(Some records)

----------

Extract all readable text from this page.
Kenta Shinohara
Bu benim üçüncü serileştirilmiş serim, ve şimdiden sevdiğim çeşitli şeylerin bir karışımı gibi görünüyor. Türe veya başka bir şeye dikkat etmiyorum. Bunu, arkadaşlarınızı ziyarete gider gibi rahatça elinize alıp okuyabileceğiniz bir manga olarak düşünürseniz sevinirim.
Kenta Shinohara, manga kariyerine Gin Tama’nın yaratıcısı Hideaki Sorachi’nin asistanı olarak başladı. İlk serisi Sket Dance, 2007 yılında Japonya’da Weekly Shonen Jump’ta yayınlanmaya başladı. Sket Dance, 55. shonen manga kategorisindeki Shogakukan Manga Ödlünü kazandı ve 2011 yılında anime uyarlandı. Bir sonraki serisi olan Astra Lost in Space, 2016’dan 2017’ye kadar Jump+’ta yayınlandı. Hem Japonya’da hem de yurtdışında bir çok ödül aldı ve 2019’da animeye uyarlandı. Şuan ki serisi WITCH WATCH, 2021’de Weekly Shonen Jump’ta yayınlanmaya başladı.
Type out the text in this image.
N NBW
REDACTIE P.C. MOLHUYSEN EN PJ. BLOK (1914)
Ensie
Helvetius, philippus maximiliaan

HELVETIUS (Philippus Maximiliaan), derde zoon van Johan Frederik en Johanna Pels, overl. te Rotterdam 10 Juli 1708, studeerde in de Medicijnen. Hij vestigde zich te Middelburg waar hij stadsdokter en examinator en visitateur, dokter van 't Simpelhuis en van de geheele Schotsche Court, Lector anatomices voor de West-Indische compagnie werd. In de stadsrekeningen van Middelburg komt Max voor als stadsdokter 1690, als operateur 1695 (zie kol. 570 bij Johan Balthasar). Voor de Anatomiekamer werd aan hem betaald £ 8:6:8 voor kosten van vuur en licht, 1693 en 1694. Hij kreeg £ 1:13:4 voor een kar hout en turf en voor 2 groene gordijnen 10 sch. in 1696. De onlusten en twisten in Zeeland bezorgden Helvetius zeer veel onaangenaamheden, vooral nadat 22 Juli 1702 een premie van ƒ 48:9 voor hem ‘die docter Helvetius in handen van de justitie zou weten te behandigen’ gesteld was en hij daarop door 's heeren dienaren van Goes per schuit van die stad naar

----------

■ YOUR INSTRUCTIONS ■
Looking at the listing above, count the lines that contain "text" and give nothing but the number.

■ RESPONSE BELOW ■
2